Records of document pages and text
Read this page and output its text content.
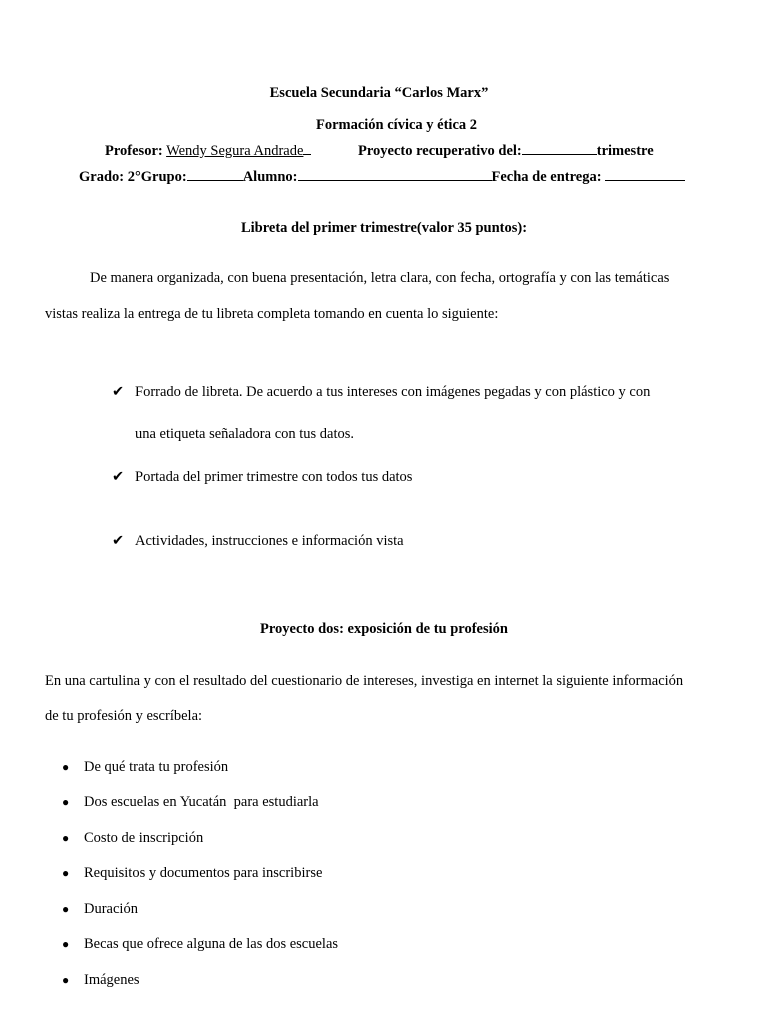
Escuela Secundaria “Carlos Marx”
Formación cívica y ética 2
Profesor: Wendy Segura Andrade	Proyecto recuperativo del:	trimestre
Grado: 2°Grupo:	Alumno:	Fecha de entrega:
Libreta del primer trimestre(valor 35 puntos):
De manera organizada, con buena presentación, letra clara, con fecha, ortografía y con las temáticas
vistas realiza la entrega de tu libreta completa tomando en cuenta lo siguiente:
✔ Forrado de libreta. De acuerdo a tus intereses con imágenes pegadas y con plástico y con
una etiqueta señaladora con tus datos.
✔ Portada del primer trimestre con todos tus datos
✔ Actividades, instrucciones e información vista
Proyecto dos: exposición de tu profesión
En una cartulina y con el resultado del cuestionario de intereses, investiga en internet la siguiente información
de tu profesión y escríbela:
● De qué trata tu profesión
● Dos escuelas en Yucatán  para estudiarla
● Costo de inscripción
● Requisitos y documentos para inscribirse
● Duración
● Becas que ofrece alguna de las dos escuelas
● Imágenes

**EXERCISE INSTRUCTIONS**
Within the records above, how many lines include the word "trimestre"? State the number by itself.

**ANSWER TO THE PROBLEM**
3